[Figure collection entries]
┄┄┄┄┄┄┄┄┄┄┄┄┄┄┄┄┄┄┄┄
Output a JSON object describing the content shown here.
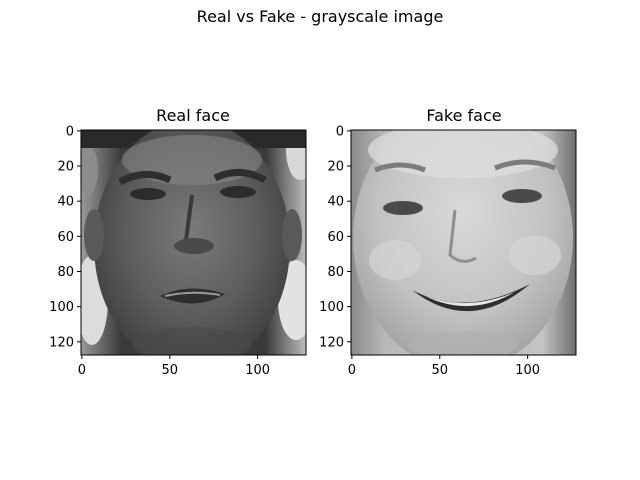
{
  "figure": {
    "suptitle": "Real vs Fake - grayscale image"
  },
  "panels": [
    {
      "title": "Real face",
      "image_desc": "grayscale 128x128 photo",
      "xticks": [
        "0",
        "50",
        "100"
      ],
      "yticks": [
        "0",
        "20",
        "40",
        "60",
        "80",
        "100",
        "120"
      ]
    },
    {
      "title": "Fake face",
      "image_desc": "grayscale 128x128 photo",
      "xticks": [
        "0",
        "50",
        "100"
      ],
      "yticks": [
        "0",
        "20",
        "40",
        "60",
        "80",
        "100",
        "120"
      ]
    }
  ],
  "colors": {
    "background": "#ffffff",
    "axes": "#000000"
  }
}
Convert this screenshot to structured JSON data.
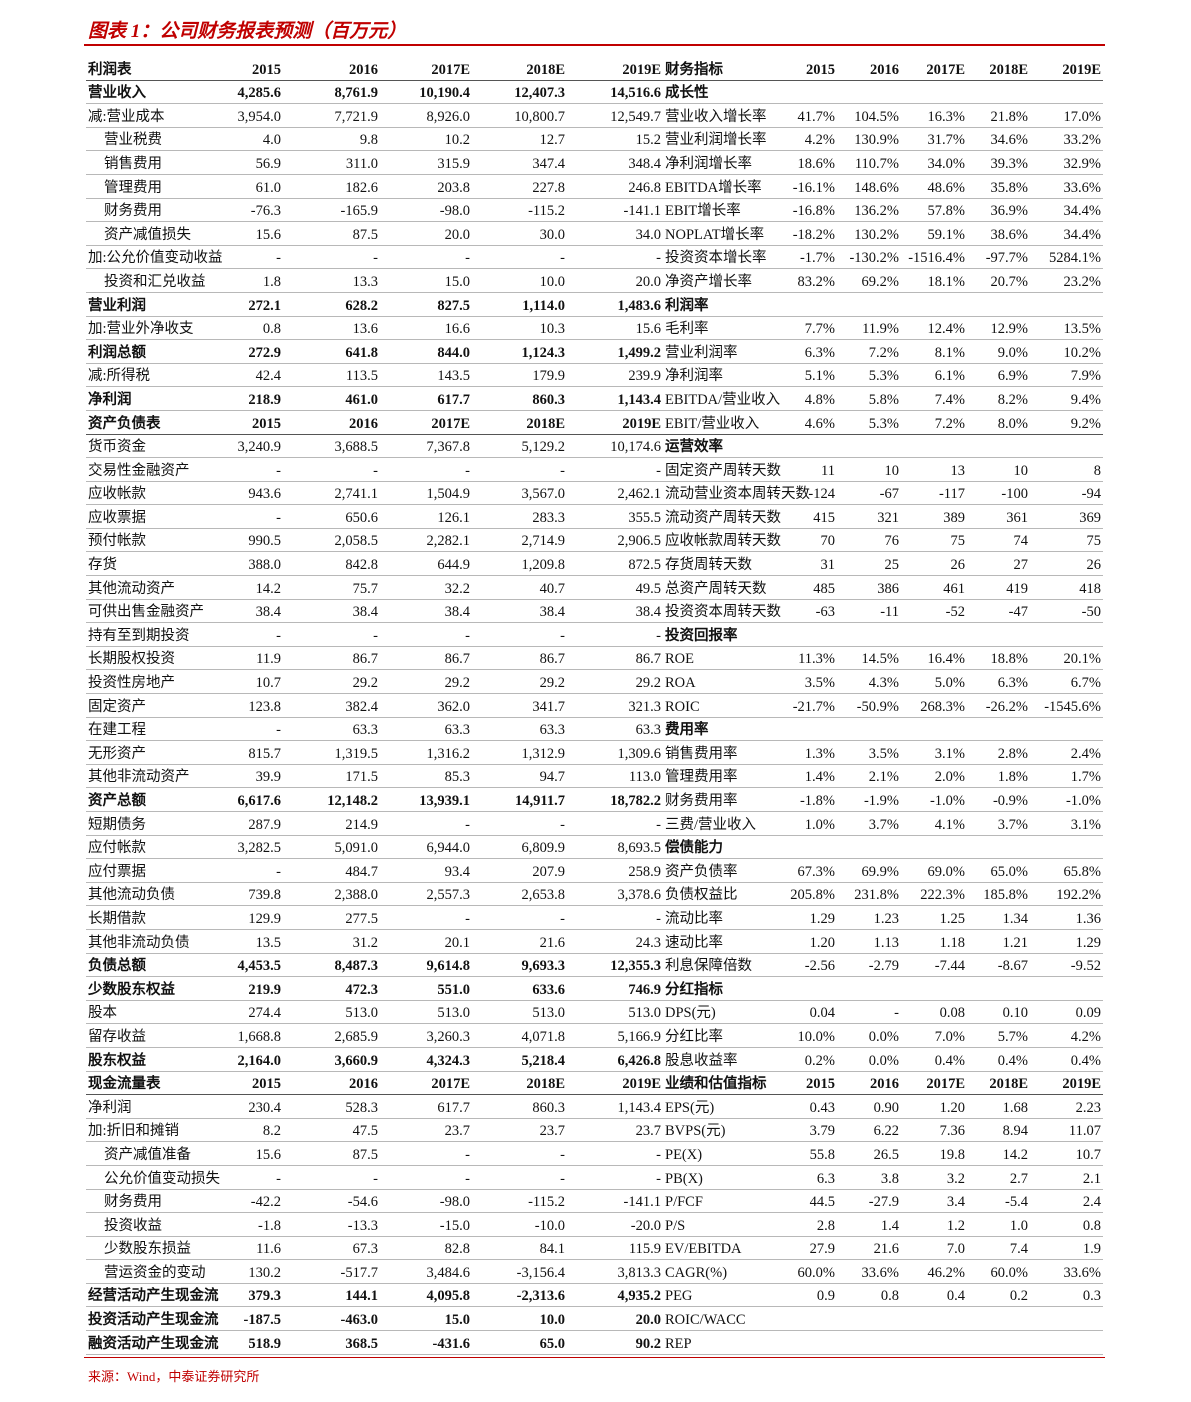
┄┄┄┄┄┄┄┄┄┄┄┄┄┄┄┄┄┄┄┄
* [What is needed]: Set down all the data again exactly as above, pictures excluded.

* [Output for this task]:
Output a JSON object describing the content shown here.
{
  "figure": {
    "suptitle": "Real vs Fake - grayscale image"
  },
  "panels": [
    {
      "title": "Real face",
      "image_desc": "grayscale 128x128 photo",
      "xticks": [
        "0",
        "50",
        "100"
      ],
      "yticks": [
        "0",
        "20",
        "40",
        "60",
        "80",
        "100",
        "120"
      ]
    },
    {
      "title": "Fake face",
      "image_desc": "grayscale 128x128 photo",
      "xticks": [
        "0",
        "50",
        "100"
      ],
      "yticks": [
        "0",
        "20",
        "40",
        "60",
        "80",
        "100",
        "120"
      ]
    }
  ],
  "colors": {
    "background": "#ffffff",
    "axes": "#000000"
  }
}
Convert this screenshot to structured JSON data.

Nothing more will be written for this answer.